▶ [Challenge]:
Exactly reproduce all the records, keeping pictures out of the copy.

BEGIN Supplied material

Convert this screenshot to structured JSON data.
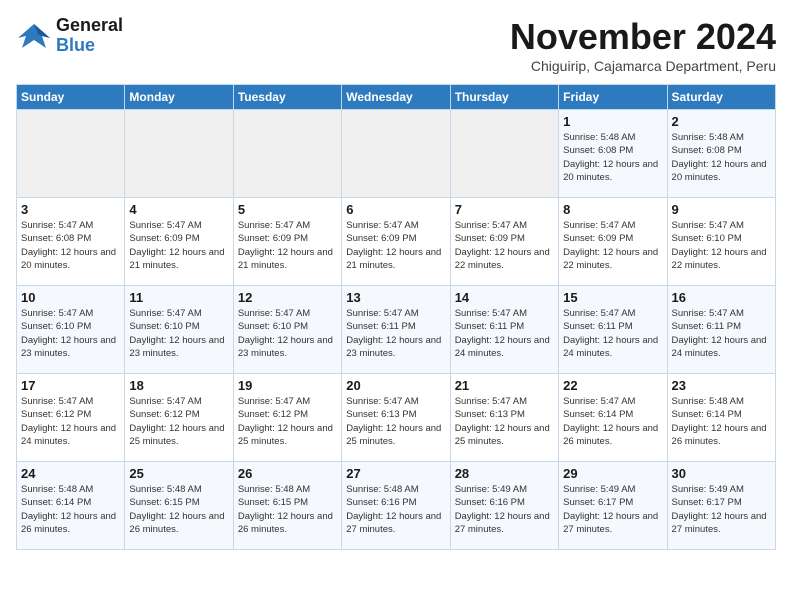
{
  "logo": {
    "line1": "General",
    "line2": "Blue"
  },
  "title": "November 2024",
  "subtitle": "Chiguirip, Cajamarca Department, Peru",
  "days_of_week": [
    "Sunday",
    "Monday",
    "Tuesday",
    "Wednesday",
    "Thursday",
    "Friday",
    "Saturday"
  ],
  "weeks": [
    [
      {
        "day": "",
        "info": ""
      },
      {
        "day": "",
        "info": ""
      },
      {
        "day": "",
        "info": ""
      },
      {
        "day": "",
        "info": ""
      },
      {
        "day": "",
        "info": ""
      },
      {
        "day": "1",
        "info": "Sunrise: 5:48 AM\nSunset: 6:08 PM\nDaylight: 12 hours and 20 minutes."
      },
      {
        "day": "2",
        "info": "Sunrise: 5:48 AM\nSunset: 6:08 PM\nDaylight: 12 hours and 20 minutes."
      }
    ],
    [
      {
        "day": "3",
        "info": "Sunrise: 5:47 AM\nSunset: 6:08 PM\nDaylight: 12 hours and 20 minutes."
      },
      {
        "day": "4",
        "info": "Sunrise: 5:47 AM\nSunset: 6:09 PM\nDaylight: 12 hours and 21 minutes."
      },
      {
        "day": "5",
        "info": "Sunrise: 5:47 AM\nSunset: 6:09 PM\nDaylight: 12 hours and 21 minutes."
      },
      {
        "day": "6",
        "info": "Sunrise: 5:47 AM\nSunset: 6:09 PM\nDaylight: 12 hours and 21 minutes."
      },
      {
        "day": "7",
        "info": "Sunrise: 5:47 AM\nSunset: 6:09 PM\nDaylight: 12 hours and 22 minutes."
      },
      {
        "day": "8",
        "info": "Sunrise: 5:47 AM\nSunset: 6:09 PM\nDaylight: 12 hours and 22 minutes."
      },
      {
        "day": "9",
        "info": "Sunrise: 5:47 AM\nSunset: 6:10 PM\nDaylight: 12 hours and 22 minutes."
      }
    ],
    [
      {
        "day": "10",
        "info": "Sunrise: 5:47 AM\nSunset: 6:10 PM\nDaylight: 12 hours and 23 minutes."
      },
      {
        "day": "11",
        "info": "Sunrise: 5:47 AM\nSunset: 6:10 PM\nDaylight: 12 hours and 23 minutes."
      },
      {
        "day": "12",
        "info": "Sunrise: 5:47 AM\nSunset: 6:10 PM\nDaylight: 12 hours and 23 minutes."
      },
      {
        "day": "13",
        "info": "Sunrise: 5:47 AM\nSunset: 6:11 PM\nDaylight: 12 hours and 23 minutes."
      },
      {
        "day": "14",
        "info": "Sunrise: 5:47 AM\nSunset: 6:11 PM\nDaylight: 12 hours and 24 minutes."
      },
      {
        "day": "15",
        "info": "Sunrise: 5:47 AM\nSunset: 6:11 PM\nDaylight: 12 hours and 24 minutes."
      },
      {
        "day": "16",
        "info": "Sunrise: 5:47 AM\nSunset: 6:11 PM\nDaylight: 12 hours and 24 minutes."
      }
    ],
    [
      {
        "day": "17",
        "info": "Sunrise: 5:47 AM\nSunset: 6:12 PM\nDaylight: 12 hours and 24 minutes."
      },
      {
        "day": "18",
        "info": "Sunrise: 5:47 AM\nSunset: 6:12 PM\nDaylight: 12 hours and 25 minutes."
      },
      {
        "day": "19",
        "info": "Sunrise: 5:47 AM\nSunset: 6:12 PM\nDaylight: 12 hours and 25 minutes."
      },
      {
        "day": "20",
        "info": "Sunrise: 5:47 AM\nSunset: 6:13 PM\nDaylight: 12 hours and 25 minutes."
      },
      {
        "day": "21",
        "info": "Sunrise: 5:47 AM\nSunset: 6:13 PM\nDaylight: 12 hours and 25 minutes."
      },
      {
        "day": "22",
        "info": "Sunrise: 5:47 AM\nSunset: 6:14 PM\nDaylight: 12 hours and 26 minutes."
      },
      {
        "day": "23",
        "info": "Sunrise: 5:48 AM\nSunset: 6:14 PM\nDaylight: 12 hours and 26 minutes."
      }
    ],
    [
      {
        "day": "24",
        "info": "Sunrise: 5:48 AM\nSunset: 6:14 PM\nDaylight: 12 hours and 26 minutes."
      },
      {
        "day": "25",
        "info": "Sunrise: 5:48 AM\nSunset: 6:15 PM\nDaylight: 12 hours and 26 minutes."
      },
      {
        "day": "26",
        "info": "Sunrise: 5:48 AM\nSunset: 6:15 PM\nDaylight: 12 hours and 26 minutes."
      },
      {
        "day": "27",
        "info": "Sunrise: 5:48 AM\nSunset: 6:16 PM\nDaylight: 12 hours and 27 minutes."
      },
      {
        "day": "28",
        "info": "Sunrise: 5:49 AM\nSunset: 6:16 PM\nDaylight: 12 hours and 27 minutes."
      },
      {
        "day": "29",
        "info": "Sunrise: 5:49 AM\nSunset: 6:17 PM\nDaylight: 12 hours and 27 minutes."
      },
      {
        "day": "30",
        "info": "Sunrise: 5:49 AM\nSunset: 6:17 PM\nDaylight: 12 hours and 27 minutes."
      }
    ]
  ]
}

END Supplied material

▶ [Correct answer]:
Convert this screenshot to structured JSON data.
{
  "logo": {
    "line1": "General",
    "line2": "Blue"
  },
  "title": "November 2024",
  "subtitle": "Chiguirip, Cajamarca Department, Peru",
  "days_of_week": [
    "Sunday",
    "Monday",
    "Tuesday",
    "Wednesday",
    "Thursday",
    "Friday",
    "Saturday"
  ],
  "weeks": [
    [
      {
        "day": "",
        "info": ""
      },
      {
        "day": "",
        "info": ""
      },
      {
        "day": "",
        "info": ""
      },
      {
        "day": "",
        "info": ""
      },
      {
        "day": "",
        "info": ""
      },
      {
        "day": "1",
        "info": "Sunrise: 5:48 AM\nSunset: 6:08 PM\nDaylight: 12 hours and 20 minutes."
      },
      {
        "day": "2",
        "info": "Sunrise: 5:48 AM\nSunset: 6:08 PM\nDaylight: 12 hours and 20 minutes."
      }
    ],
    [
      {
        "day": "3",
        "info": "Sunrise: 5:47 AM\nSunset: 6:08 PM\nDaylight: 12 hours and 20 minutes."
      },
      {
        "day": "4",
        "info": "Sunrise: 5:47 AM\nSunset: 6:09 PM\nDaylight: 12 hours and 21 minutes."
      },
      {
        "day": "5",
        "info": "Sunrise: 5:47 AM\nSunset: 6:09 PM\nDaylight: 12 hours and 21 minutes."
      },
      {
        "day": "6",
        "info": "Sunrise: 5:47 AM\nSunset: 6:09 PM\nDaylight: 12 hours and 21 minutes."
      },
      {
        "day": "7",
        "info": "Sunrise: 5:47 AM\nSunset: 6:09 PM\nDaylight: 12 hours and 22 minutes."
      },
      {
        "day": "8",
        "info": "Sunrise: 5:47 AM\nSunset: 6:09 PM\nDaylight: 12 hours and 22 minutes."
      },
      {
        "day": "9",
        "info": "Sunrise: 5:47 AM\nSunset: 6:10 PM\nDaylight: 12 hours and 22 minutes."
      }
    ],
    [
      {
        "day": "10",
        "info": "Sunrise: 5:47 AM\nSunset: 6:10 PM\nDaylight: 12 hours and 23 minutes."
      },
      {
        "day": "11",
        "info": "Sunrise: 5:47 AM\nSunset: 6:10 PM\nDaylight: 12 hours and 23 minutes."
      },
      {
        "day": "12",
        "info": "Sunrise: 5:47 AM\nSunset: 6:10 PM\nDaylight: 12 hours and 23 minutes."
      },
      {
        "day": "13",
        "info": "Sunrise: 5:47 AM\nSunset: 6:11 PM\nDaylight: 12 hours and 23 minutes."
      },
      {
        "day": "14",
        "info": "Sunrise: 5:47 AM\nSunset: 6:11 PM\nDaylight: 12 hours and 24 minutes."
      },
      {
        "day": "15",
        "info": "Sunrise: 5:47 AM\nSunset: 6:11 PM\nDaylight: 12 hours and 24 minutes."
      },
      {
        "day": "16",
        "info": "Sunrise: 5:47 AM\nSunset: 6:11 PM\nDaylight: 12 hours and 24 minutes."
      }
    ],
    [
      {
        "day": "17",
        "info": "Sunrise: 5:47 AM\nSunset: 6:12 PM\nDaylight: 12 hours and 24 minutes."
      },
      {
        "day": "18",
        "info": "Sunrise: 5:47 AM\nSunset: 6:12 PM\nDaylight: 12 hours and 25 minutes."
      },
      {
        "day": "19",
        "info": "Sunrise: 5:47 AM\nSunset: 6:12 PM\nDaylight: 12 hours and 25 minutes."
      },
      {
        "day": "20",
        "info": "Sunrise: 5:47 AM\nSunset: 6:13 PM\nDaylight: 12 hours and 25 minutes."
      },
      {
        "day": "21",
        "info": "Sunrise: 5:47 AM\nSunset: 6:13 PM\nDaylight: 12 hours and 25 minutes."
      },
      {
        "day": "22",
        "info": "Sunrise: 5:47 AM\nSunset: 6:14 PM\nDaylight: 12 hours and 26 minutes."
      },
      {
        "day": "23",
        "info": "Sunrise: 5:48 AM\nSunset: 6:14 PM\nDaylight: 12 hours and 26 minutes."
      }
    ],
    [
      {
        "day": "24",
        "info": "Sunrise: 5:48 AM\nSunset: 6:14 PM\nDaylight: 12 hours and 26 minutes."
      },
      {
        "day": "25",
        "info": "Sunrise: 5:48 AM\nSunset: 6:15 PM\nDaylight: 12 hours and 26 minutes."
      },
      {
        "day": "26",
        "info": "Sunrise: 5:48 AM\nSunset: 6:15 PM\nDaylight: 12 hours and 26 minutes."
      },
      {
        "day": "27",
        "info": "Sunrise: 5:48 AM\nSunset: 6:16 PM\nDaylight: 12 hours and 27 minutes."
      },
      {
        "day": "28",
        "info": "Sunrise: 5:49 AM\nSunset: 6:16 PM\nDaylight: 12 hours and 27 minutes."
      },
      {
        "day": "29",
        "info": "Sunrise: 5:49 AM\nSunset: 6:17 PM\nDaylight: 12 hours and 27 minutes."
      },
      {
        "day": "30",
        "info": "Sunrise: 5:49 AM\nSunset: 6:17 PM\nDaylight: 12 hours and 27 minutes."
      }
    ]
  ]
}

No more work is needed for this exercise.